## Written task
Reproduce all of the material exactly as shown.

Dataset excerpt:
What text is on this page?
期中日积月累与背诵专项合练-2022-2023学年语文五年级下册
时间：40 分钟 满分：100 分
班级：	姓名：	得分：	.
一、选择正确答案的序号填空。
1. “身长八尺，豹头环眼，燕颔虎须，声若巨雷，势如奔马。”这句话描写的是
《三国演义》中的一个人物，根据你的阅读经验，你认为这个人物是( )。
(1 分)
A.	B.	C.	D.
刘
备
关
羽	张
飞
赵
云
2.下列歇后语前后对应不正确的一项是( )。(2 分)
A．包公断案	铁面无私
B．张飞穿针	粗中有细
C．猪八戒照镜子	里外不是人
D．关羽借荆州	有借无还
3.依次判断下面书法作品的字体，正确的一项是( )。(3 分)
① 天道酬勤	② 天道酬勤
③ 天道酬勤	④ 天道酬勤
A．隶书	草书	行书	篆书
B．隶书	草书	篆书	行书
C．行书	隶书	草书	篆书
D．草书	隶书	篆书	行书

## Task solution
What text is on this page?
期中日积月累与背诵专项合练-2022-2023学年语文五年级下册
时间：40 分钟 满分：100 分
班级：	姓名：	得分：	.
一、选择正确答案的序号填空。
1. “身长八尺，豹头环眼，燕颔虎须，声若巨雷，势如奔马。”这句话描写的是
《三国演义》中的一个人物，根据你的阅读经验，你认为这个人物是( )。
(1 分)
A.	B.	C.	D.
刘
备
关
羽	张
飞
赵
云
2.下列歇后语前后对应不正确的一项是( )。(2 分)
A．包公断案	铁面无私
B．张飞穿针	粗中有细
C．猪八戒照镜子	里外不是人
D．关羽借荆州	有借无还
3.依次判断下面书法作品的字体，正确的一项是( )。(3 分)
① 天道酬勤	② 天道酬勤
③ 天道酬勤	④ 天道酬勤
A．隶书	草书	行书	篆书
B．隶书	草书	篆书	行书
C．行书	隶书	草书	篆书
D．草书	隶书	篆书	行书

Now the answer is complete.